Thursday, March 29, 2007

Racism? Really?

Recently I have had the privilege of watching Guess Who's Coming to Dinner It's an Academy Award winning film that came out in 1967. The movie examines two people's decisions to get married.

Sadly, one of them is white, and one of them is black. Therefore, there are a lot of problem with the parents. Both sides consider themselves liberal and open, yet when it's their child about to marry someone... different... they freak out. I don't blame the parents--for one thing, interracial marriage is illegal in over half of the states in America at the time, and very few people would approve of their marriage. But the movie shows the parents only considering this, when there are two other reasonable things that should make the marriage impossible. First, he's 37 and she's 23. That's a fourteen year difference. It's even worse because she's only TWENTY-THREE. She's barely an adult, and he's nearing middle age. Sorry Sidney Poitier, but you are NOT that attractive. Secondly, they've only known each other for ten days. At seventeen years old, I'm not an expert in long term relationships, but I don't think you can decide to get married after knowing someone for only ten days...

**Entries shown**
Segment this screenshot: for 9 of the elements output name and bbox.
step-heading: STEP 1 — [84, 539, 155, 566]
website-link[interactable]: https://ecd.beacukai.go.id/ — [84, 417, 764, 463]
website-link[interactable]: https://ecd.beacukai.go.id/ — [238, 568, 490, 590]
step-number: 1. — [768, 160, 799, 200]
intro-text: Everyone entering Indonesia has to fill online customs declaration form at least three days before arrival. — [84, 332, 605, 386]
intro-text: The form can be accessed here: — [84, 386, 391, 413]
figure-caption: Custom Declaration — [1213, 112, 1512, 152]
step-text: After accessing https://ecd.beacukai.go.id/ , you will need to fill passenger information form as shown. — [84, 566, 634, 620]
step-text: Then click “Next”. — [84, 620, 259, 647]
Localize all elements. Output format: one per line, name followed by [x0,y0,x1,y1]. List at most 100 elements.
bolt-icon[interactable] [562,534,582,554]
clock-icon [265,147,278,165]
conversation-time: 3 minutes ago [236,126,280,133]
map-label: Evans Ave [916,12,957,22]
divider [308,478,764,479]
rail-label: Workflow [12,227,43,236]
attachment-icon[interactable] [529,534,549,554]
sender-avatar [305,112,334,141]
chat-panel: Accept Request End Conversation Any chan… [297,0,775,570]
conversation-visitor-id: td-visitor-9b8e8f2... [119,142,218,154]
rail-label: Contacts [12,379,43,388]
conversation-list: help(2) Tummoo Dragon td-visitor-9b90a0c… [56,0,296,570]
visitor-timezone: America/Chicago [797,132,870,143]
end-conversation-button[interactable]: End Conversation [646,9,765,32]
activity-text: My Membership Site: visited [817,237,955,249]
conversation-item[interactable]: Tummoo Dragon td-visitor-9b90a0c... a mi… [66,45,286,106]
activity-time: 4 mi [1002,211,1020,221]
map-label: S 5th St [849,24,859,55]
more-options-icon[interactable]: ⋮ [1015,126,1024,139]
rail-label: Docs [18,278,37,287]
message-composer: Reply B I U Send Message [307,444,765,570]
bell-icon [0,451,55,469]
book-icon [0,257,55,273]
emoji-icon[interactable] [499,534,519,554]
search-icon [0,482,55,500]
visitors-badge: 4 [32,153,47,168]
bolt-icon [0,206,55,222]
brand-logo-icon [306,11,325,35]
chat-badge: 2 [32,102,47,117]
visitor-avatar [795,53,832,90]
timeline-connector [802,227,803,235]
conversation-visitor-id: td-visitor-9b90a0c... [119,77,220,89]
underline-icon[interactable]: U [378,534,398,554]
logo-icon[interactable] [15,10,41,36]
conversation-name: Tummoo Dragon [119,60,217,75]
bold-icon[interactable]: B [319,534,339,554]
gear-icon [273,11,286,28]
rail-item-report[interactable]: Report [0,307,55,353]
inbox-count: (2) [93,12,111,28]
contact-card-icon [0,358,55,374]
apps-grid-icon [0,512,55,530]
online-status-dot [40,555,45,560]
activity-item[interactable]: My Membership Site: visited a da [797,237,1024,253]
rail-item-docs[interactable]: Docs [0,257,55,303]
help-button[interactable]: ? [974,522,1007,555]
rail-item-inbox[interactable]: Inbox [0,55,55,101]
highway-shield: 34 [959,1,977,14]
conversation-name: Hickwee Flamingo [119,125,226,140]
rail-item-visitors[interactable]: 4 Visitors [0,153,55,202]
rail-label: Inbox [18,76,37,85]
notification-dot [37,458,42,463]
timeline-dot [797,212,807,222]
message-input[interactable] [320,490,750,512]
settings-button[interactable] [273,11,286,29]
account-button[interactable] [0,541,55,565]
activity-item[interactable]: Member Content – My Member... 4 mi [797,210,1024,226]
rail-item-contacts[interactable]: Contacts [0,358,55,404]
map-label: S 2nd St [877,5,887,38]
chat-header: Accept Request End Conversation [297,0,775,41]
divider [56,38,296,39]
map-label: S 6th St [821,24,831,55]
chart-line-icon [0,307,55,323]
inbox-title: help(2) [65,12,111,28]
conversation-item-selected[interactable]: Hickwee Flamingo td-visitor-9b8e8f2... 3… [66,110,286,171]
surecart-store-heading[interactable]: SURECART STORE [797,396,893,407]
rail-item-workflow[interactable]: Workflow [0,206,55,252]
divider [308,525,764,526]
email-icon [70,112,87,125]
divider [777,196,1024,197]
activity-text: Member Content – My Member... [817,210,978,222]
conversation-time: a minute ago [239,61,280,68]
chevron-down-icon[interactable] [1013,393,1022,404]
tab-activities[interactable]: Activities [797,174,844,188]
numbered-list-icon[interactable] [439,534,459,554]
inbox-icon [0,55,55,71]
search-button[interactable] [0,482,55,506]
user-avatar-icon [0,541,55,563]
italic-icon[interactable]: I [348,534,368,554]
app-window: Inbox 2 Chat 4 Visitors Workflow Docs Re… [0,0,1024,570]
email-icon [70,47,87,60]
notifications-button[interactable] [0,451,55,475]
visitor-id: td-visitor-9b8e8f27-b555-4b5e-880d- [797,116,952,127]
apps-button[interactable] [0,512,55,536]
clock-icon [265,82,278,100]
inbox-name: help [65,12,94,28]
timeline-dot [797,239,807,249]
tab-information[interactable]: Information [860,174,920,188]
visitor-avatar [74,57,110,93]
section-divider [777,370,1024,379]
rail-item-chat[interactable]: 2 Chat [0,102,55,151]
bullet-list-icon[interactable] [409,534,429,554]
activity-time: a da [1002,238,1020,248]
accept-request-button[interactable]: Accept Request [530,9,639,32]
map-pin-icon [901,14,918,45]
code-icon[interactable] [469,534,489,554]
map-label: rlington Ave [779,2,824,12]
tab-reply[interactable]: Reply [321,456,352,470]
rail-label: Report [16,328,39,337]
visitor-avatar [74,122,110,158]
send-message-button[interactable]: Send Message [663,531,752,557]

**Stated task 1**
Starting at the first line of the rows and stopping after the line that contains "568, 490, 590]", give those lines as a numbered list with blank lines left out.
**Stated task 2**
Write what comes next in the blog post about Guess Who's Coming to Dinner, picking up after its final sentence.

**Expected output 1**
1. Segment this screenshot: for 9 of the elements output name and bbox.
2. step-heading: STEP 1 — [84, 539, 155, 566]
3. website-link[interactable]: https://ecd.beacukai.go.id/ — [84, 417, 764, 463]
4. website-link[interactable]: https://ecd.beacukai.go.id/ — [238, 568, 490, 590]

**Expected output 2**
The situation is played out as if the parents are looking for excuses for them to get married by pointing to these things, when really its their prejudice and inability to accept change that causes them to disagree with the whole thing. At least by today's standards, I can honestly say that a double digit age difference and no prior relationship are much bigger things to be worrying about than race. This whole movie, while still very good, ticked me off because of COURSE they shouldn't be getting married. Not because they're "different". But because they barely know each other! Grrrr....

This movie also reminded me of a news report, that said that two white female teachers affairs with their young black male students, had been sparking racism in a Southern state (south carolina?) I love how the largest complaint is that, had this been a black man having an affair with a white woman, people would be a lot more upset. I am NOT a racist, but I would be a lot more upset about that too! One reason, women are more easily associated with being victims. Now, these women are creeps. They're more than ten years older than their students, who are barely teenagers. But they're having sex with boys, and I assume willingly...?* When men have affairs with women, it's almost always the man's fault. Men are rarely thought of as victims, at any age.
Set up this crime with a male teacher having sex with a female student, and it is a HORRIFIC crime. Absolutely horrible. It doesn't matter the race of the student or the teacher, it's plain wrong. In this case, it doesn't matter the race, because it's so terrible. As with the other case, people just care less because of the gender of the victimizer. It's less shocking, or rather, it evokes less empathy/pain.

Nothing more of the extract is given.